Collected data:
=====
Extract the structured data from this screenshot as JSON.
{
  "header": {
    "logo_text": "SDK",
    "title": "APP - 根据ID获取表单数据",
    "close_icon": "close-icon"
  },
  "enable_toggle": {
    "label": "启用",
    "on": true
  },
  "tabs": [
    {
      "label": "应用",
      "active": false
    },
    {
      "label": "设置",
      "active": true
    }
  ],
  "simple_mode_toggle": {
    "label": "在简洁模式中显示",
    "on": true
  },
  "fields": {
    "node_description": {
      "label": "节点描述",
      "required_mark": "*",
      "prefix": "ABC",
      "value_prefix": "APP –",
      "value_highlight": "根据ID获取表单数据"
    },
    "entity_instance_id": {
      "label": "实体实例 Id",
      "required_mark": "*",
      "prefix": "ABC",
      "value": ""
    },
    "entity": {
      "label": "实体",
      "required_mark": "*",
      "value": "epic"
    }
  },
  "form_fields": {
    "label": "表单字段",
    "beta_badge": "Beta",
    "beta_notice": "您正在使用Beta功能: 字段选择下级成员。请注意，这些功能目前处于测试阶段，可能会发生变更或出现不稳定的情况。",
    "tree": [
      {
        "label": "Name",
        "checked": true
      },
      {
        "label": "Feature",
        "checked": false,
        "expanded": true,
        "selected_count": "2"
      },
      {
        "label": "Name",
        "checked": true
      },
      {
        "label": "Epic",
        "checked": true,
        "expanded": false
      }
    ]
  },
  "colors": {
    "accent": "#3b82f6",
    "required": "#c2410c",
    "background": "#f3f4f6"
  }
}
=====
From the entries above, list each line with "true" in it.

Solution for this exercise:
    "on": true
      "active": true
    "on": true
        "checked": true
        "expanded": true,
        "checked": true
        "checked": true,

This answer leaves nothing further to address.